STATED GOAL: Reproduce the data that follows in its entirety, character for character.

Raw records:
◆ ◆ ◆ ◆ ◆ ◆ ◆
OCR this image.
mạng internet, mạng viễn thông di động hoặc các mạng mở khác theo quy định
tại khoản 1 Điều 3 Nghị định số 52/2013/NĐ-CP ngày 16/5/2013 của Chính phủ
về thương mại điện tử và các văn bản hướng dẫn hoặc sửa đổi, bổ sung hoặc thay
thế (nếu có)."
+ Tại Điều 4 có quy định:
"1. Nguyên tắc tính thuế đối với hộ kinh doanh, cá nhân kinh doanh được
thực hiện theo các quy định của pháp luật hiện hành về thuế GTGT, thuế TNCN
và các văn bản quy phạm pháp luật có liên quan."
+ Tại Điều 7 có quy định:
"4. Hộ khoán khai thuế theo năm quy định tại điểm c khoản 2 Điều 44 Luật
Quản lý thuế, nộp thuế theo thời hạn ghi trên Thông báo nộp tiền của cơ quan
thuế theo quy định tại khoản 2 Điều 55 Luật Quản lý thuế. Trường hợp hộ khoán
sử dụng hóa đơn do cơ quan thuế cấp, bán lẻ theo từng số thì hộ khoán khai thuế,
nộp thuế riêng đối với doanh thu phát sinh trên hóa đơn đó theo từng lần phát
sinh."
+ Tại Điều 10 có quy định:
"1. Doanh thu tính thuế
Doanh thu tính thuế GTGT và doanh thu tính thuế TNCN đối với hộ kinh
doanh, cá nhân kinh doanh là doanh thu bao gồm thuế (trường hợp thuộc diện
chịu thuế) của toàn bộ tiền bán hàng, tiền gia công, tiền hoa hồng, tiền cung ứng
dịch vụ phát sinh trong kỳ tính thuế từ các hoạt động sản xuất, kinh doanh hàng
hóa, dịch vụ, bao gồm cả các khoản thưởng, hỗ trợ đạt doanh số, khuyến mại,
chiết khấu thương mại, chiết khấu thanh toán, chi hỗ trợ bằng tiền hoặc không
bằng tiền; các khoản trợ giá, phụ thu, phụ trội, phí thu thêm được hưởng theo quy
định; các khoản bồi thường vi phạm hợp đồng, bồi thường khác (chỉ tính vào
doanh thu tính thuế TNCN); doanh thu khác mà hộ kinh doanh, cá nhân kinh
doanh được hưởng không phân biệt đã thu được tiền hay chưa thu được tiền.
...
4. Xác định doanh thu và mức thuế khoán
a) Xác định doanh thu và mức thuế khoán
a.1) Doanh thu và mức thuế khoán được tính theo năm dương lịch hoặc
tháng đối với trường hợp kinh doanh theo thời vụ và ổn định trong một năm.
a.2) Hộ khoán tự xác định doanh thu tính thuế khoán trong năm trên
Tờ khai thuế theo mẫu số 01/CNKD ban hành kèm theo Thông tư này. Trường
◆ ◆ ◆ ◆ ◆ ◆ ◆
ANSWER TO THIS PROBLEM:
OCR this image.
mạng internet, mạng viễn thông di động hoặc các mạng mở khác theo quy định
tại khoản 1 Điều 3 Nghị định số 52/2013/NĐ-CP ngày 16/5/2013 của Chính phủ
về thương mại điện tử và các văn bản hướng dẫn hoặc sửa đổi, bổ sung hoặc thay
thế (nếu có)."
+ Tại Điều 4 có quy định:
"1. Nguyên tắc tính thuế đối với hộ kinh doanh, cá nhân kinh doanh được
thực hiện theo các quy định của pháp luật hiện hành về thuế GTGT, thuế TNCN
và các văn bản quy phạm pháp luật có liên quan."
+ Tại Điều 7 có quy định:
"4. Hộ khoán khai thuế theo năm quy định tại điểm c khoản 2 Điều 44 Luật
Quản lý thuế, nộp thuế theo thời hạn ghi trên Thông báo nộp tiền của cơ quan
thuế theo quy định tại khoản 2 Điều 55 Luật Quản lý thuế. Trường hợp hộ khoán
sử dụng hóa đơn do cơ quan thuế cấp, bán lẻ theo từng số thì hộ khoán khai thuế,
nộp thuế riêng đối với doanh thu phát sinh trên hóa đơn đó theo từng lần phát
sinh."
+ Tại Điều 10 có quy định:
"1. Doanh thu tính thuế
Doanh thu tính thuế GTGT và doanh thu tính thuế TNCN đối với hộ kinh
doanh, cá nhân kinh doanh là doanh thu bao gồm thuế (trường hợp thuộc diện
chịu thuế) của toàn bộ tiền bán hàng, tiền gia công, tiền hoa hồng, tiền cung ứng
dịch vụ phát sinh trong kỳ tính thuế từ các hoạt động sản xuất, kinh doanh hàng
hóa, dịch vụ, bao gồm cả các khoản thưởng, hỗ trợ đạt doanh số, khuyến mại,
chiết khấu thương mại, chiết khấu thanh toán, chi hỗ trợ bằng tiền hoặc không
bằng tiền; các khoản trợ giá, phụ thu, phụ trội, phí thu thêm được hưởng theo quy
định; các khoản bồi thường vi phạm hợp đồng, bồi thường khác (chỉ tính vào
doanh thu tính thuế TNCN); doanh thu khác mà hộ kinh doanh, cá nhân kinh
doanh được hưởng không phân biệt đã thu được tiền hay chưa thu được tiền.
...
4. Xác định doanh thu và mức thuế khoán
a) Xác định doanh thu và mức thuế khoán
a.1) Doanh thu và mức thuế khoán được tính theo năm dương lịch hoặc
tháng đối với trường hợp kinh doanh theo thời vụ và ổn định trong một năm.
a.2) Hộ khoán tự xác định doanh thu tính thuế khoán trong năm trên
Tờ khai thuế theo mẫu số 01/CNKD ban hành kèm theo Thông tư này. Trường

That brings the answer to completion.